◆ Provided entries:
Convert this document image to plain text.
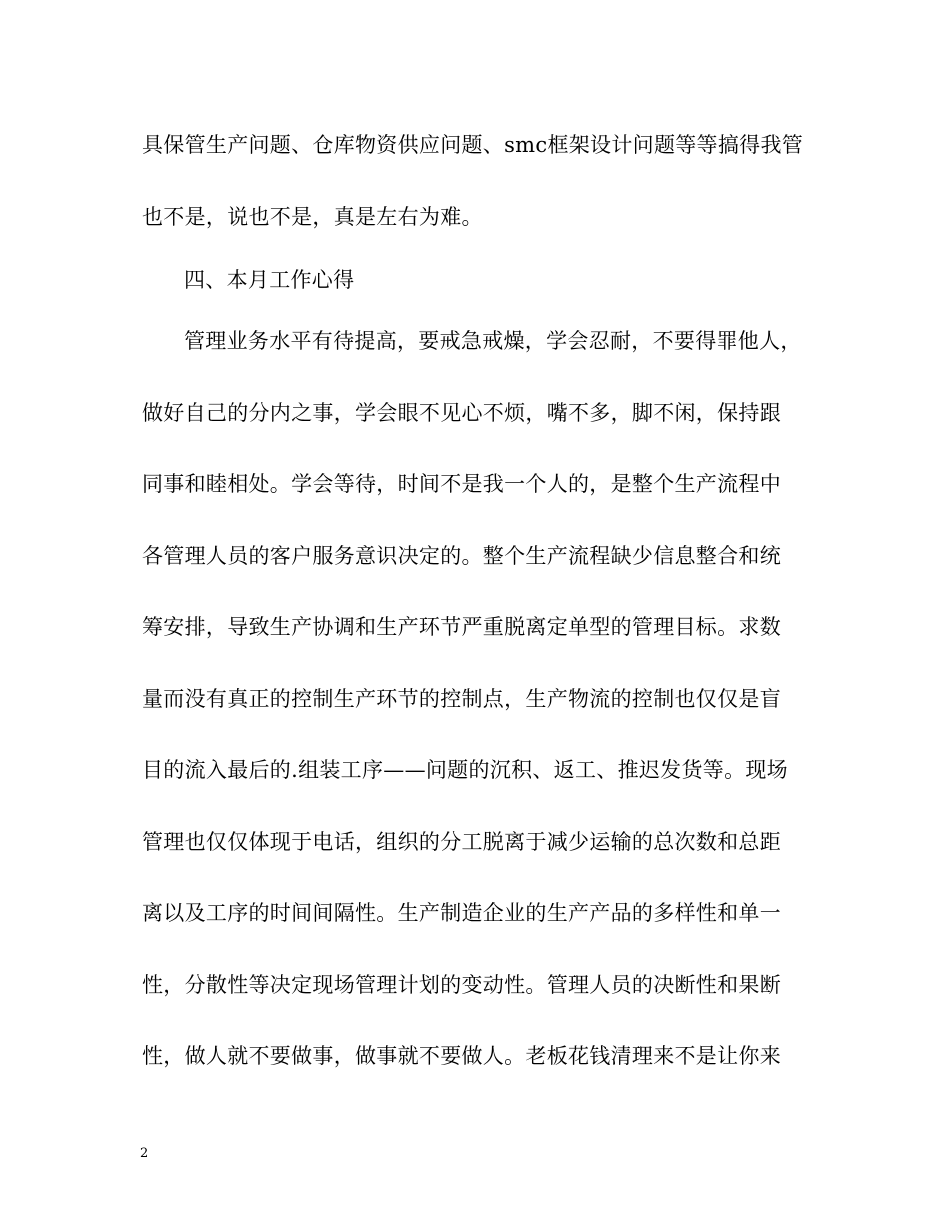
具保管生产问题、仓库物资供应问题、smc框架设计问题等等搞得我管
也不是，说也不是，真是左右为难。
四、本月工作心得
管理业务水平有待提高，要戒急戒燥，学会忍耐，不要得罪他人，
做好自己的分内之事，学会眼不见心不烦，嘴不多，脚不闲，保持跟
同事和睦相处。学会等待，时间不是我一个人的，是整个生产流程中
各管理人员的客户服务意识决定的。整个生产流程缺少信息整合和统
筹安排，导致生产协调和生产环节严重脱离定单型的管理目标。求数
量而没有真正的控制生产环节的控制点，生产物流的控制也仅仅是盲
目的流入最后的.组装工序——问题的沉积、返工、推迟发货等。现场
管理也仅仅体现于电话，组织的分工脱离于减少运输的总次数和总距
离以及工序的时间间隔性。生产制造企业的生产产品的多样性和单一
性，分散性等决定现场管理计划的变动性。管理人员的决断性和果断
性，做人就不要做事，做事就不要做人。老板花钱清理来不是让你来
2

◆ Directions: Write the records out again in full, exactly, and skip every picture.

◆ Solution for this task:
Convert this document image to plain text.
具保管生产问题、仓库物资供应问题、smc框架设计问题等等搞得我管
也不是，说也不是，真是左右为难。
四、本月工作心得
管理业务水平有待提高，要戒急戒燥，学会忍耐，不要得罪他人，
做好自己的分内之事，学会眼不见心不烦，嘴不多，脚不闲，保持跟
同事和睦相处。学会等待，时间不是我一个人的，是整个生产流程中
各管理人员的客户服务意识决定的。整个生产流程缺少信息整合和统
筹安排，导致生产协调和生产环节严重脱离定单型的管理目标。求数
量而没有真正的控制生产环节的控制点，生产物流的控制也仅仅是盲
目的流入最后的.组装工序——问题的沉积、返工、推迟发货等。现场
管理也仅仅体现于电话，组织的分工脱离于减少运输的总次数和总距
离以及工序的时间间隔性。生产制造企业的生产产品的多样性和单一
性，分散性等决定现场管理计划的变动性。管理人员的决断性和果断
性，做人就不要做事，做事就不要做人。老板花钱清理来不是让你来
2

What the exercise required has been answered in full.